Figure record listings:
◆ ◆ ◆ ◆ ◆

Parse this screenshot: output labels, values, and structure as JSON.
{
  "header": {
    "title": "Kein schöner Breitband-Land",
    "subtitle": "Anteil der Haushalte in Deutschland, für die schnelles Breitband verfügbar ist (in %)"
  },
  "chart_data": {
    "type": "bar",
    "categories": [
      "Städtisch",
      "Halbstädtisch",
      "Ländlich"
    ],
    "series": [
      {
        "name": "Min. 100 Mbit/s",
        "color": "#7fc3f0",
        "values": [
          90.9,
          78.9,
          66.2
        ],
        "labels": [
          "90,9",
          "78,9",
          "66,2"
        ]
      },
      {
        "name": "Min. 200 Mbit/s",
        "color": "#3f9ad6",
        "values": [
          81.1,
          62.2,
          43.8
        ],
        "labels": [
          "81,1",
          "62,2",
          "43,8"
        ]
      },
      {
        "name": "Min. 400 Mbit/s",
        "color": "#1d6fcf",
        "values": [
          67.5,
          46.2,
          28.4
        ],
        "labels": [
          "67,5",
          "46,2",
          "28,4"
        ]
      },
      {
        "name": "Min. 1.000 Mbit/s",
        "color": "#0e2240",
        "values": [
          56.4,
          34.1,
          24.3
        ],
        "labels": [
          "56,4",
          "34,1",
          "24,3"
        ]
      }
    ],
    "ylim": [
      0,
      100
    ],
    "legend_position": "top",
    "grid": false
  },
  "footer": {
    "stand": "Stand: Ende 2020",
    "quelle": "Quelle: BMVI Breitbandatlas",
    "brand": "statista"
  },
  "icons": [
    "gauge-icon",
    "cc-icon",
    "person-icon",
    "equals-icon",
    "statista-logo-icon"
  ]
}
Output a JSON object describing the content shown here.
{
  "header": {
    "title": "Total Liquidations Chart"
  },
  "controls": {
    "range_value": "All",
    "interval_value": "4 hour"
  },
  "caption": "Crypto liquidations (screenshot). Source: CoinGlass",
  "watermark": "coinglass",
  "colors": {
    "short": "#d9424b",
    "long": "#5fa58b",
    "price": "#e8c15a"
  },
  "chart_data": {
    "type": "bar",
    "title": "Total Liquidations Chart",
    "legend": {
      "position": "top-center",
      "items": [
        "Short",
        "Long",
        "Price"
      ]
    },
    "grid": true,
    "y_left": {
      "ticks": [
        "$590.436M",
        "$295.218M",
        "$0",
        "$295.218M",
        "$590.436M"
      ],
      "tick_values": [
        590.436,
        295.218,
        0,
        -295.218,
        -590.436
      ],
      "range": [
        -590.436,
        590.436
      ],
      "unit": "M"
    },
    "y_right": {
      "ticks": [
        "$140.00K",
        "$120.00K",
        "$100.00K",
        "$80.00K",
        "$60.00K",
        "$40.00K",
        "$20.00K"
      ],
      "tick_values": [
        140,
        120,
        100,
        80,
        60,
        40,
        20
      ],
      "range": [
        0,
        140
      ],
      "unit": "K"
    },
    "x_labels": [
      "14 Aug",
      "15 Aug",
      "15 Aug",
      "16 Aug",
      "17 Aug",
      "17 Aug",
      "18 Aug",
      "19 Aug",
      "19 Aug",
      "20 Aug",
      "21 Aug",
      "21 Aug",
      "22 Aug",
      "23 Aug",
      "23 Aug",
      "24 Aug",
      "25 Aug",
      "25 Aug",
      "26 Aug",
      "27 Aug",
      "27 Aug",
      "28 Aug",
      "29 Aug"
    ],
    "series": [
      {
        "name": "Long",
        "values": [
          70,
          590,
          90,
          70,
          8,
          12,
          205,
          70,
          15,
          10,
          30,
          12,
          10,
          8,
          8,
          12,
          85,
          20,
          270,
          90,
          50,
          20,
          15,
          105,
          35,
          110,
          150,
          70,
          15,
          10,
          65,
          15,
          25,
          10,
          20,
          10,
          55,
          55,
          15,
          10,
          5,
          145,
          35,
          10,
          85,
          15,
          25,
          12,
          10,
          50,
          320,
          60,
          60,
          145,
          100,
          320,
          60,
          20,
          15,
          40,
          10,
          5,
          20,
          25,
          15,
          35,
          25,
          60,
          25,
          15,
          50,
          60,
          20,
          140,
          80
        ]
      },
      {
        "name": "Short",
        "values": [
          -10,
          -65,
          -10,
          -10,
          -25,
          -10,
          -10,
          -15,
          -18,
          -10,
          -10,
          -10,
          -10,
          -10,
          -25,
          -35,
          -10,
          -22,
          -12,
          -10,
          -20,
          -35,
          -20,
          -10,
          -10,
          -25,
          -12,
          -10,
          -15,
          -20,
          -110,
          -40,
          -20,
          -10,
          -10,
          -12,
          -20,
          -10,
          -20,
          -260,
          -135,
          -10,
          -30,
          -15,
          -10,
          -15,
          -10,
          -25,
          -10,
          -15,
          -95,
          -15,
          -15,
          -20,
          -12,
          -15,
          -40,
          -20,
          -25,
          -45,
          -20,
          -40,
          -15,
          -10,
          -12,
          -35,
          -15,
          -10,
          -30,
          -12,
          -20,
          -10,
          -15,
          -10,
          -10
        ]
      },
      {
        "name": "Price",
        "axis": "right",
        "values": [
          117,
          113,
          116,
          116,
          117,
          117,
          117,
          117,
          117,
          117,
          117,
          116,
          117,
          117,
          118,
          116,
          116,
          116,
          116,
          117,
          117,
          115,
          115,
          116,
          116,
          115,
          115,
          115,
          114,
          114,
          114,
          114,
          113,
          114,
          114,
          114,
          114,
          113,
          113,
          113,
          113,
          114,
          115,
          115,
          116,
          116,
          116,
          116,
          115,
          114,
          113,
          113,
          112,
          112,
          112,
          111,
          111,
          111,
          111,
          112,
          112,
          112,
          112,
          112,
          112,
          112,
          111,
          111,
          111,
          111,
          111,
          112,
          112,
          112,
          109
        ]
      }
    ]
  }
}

◆ ◆ ◆ ◆ ◆

# Challenge
How many lines in the records above contain the word "JSON"? Give only the number.

# Solution to this task
2